[Exercise prompt]
How many of the lines below contain the word "allows"? Only the number is wanted.

##########

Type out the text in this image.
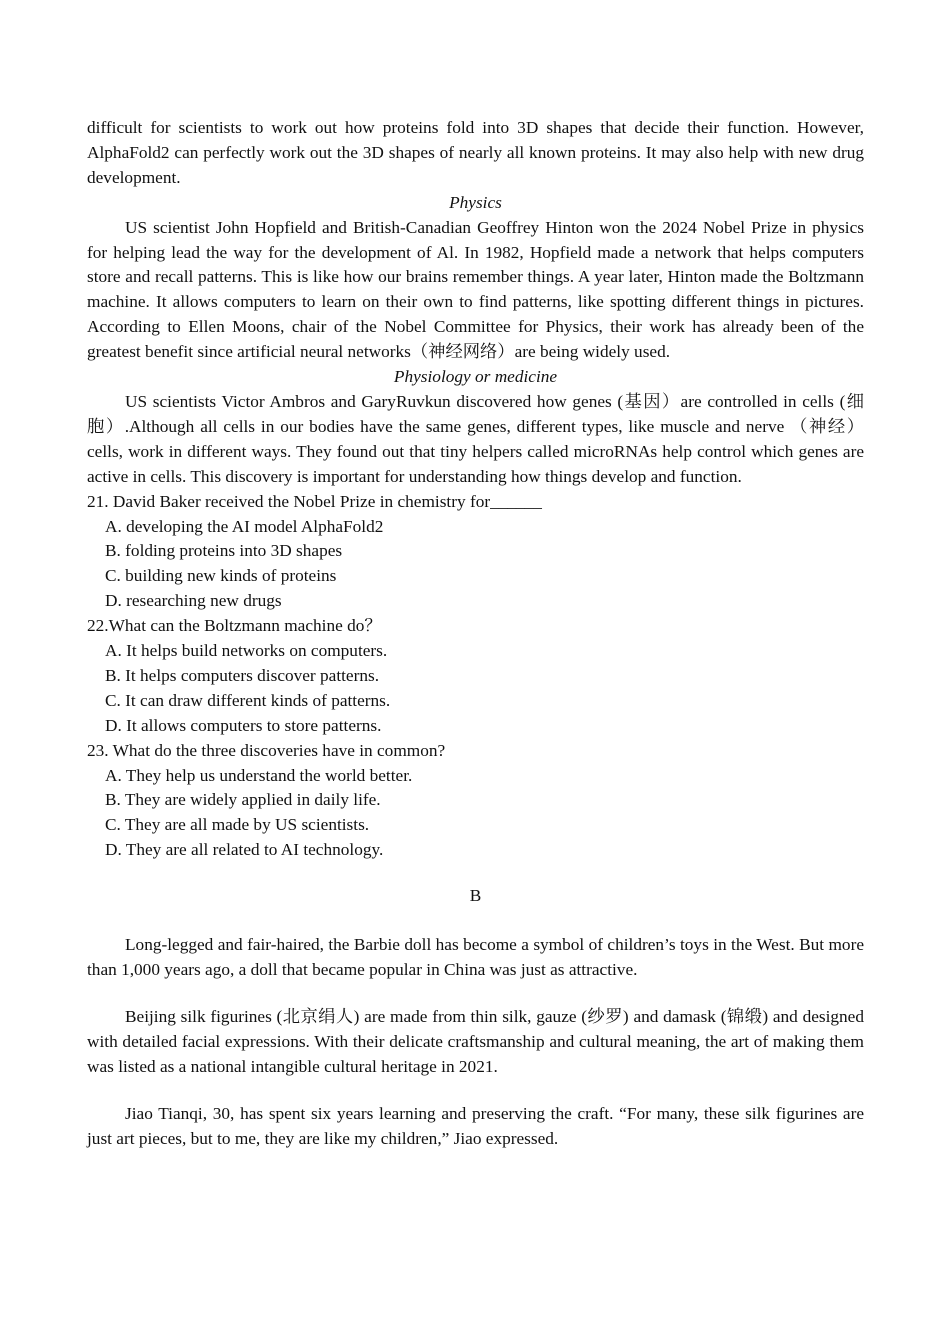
difficult for scientists to work out how proteins fold into 3D shapes that decide their function. However, AlphaFold2 can perfectly work out the 3D shapes of nearly all known proteins. It may also help with new drug development.

Physics

US scientist John Hopfield and British-Canadian Geoffrey Hinton won the 2024 Nobel Prize in physics for helping lead the way for the development of Al. In 1982, Hopfield made a network that helps computers store and recall patterns. This is like how our brains remember things. A year later, Hinton made the Boltzmann machine. It allows computers to learn on their own to find patterns, like spotting different things in pictures. According to Ellen Moons, chair of the Nobel Committee for Physics, their work has already been of the greatest benefit since artificial neural networks（神经网络）are being widely used.

Physiology or medicine

US scientists Victor Ambros and GaryRuvkun discovered how genes (基因）are controlled in cells (细胞）.Although all cells in our bodies have the same genes, different types, like muscle and nerve （神经）cells, work in different ways. They found out that tiny helpers called microRNAs help control which genes are active in cells. This discovery is important for understanding how things develop and function.

21. David Baker received the Nobel Prize in chemistry for______

A. developing the AI model AlphaFold2

B. folding proteins into 3D shapes

C. building new kinds of proteins

D. researching new drugs

22.What can the Boltzmann machine do？

A. It helps build networks on computers.

B. It helps computers discover patterns.

C. It can draw different kinds of patterns.

D. It allows computers to store patterns.

23. What do the three discoveries have in common?

A. They help us understand the world better.

B. They are widely applied in daily life.

C. They are all made by US scientists.

D. They are all related to AI technology.

B

Long-legged and fair-haired, the Barbie doll has become a symbol of children’s toys in the West. But more than 1,000 years ago, a doll that became popular in China was just as attractive.

Beijing silk figurines (北京绢人) are made from thin silk, gauze (纱罗) and damask (锦缎) and designed with detailed facial expressions. With their delicate craftsmanship and cultural meaning, the art of making them was listed as a national intangible cultural heritage in 2021.

Jiao Tianqi, 30, has spent six years learning and preserving the craft. “For many, these silk figurines are just art pieces, but to me, they are like my children,” Jiao expressed.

##########

[Written solution]
2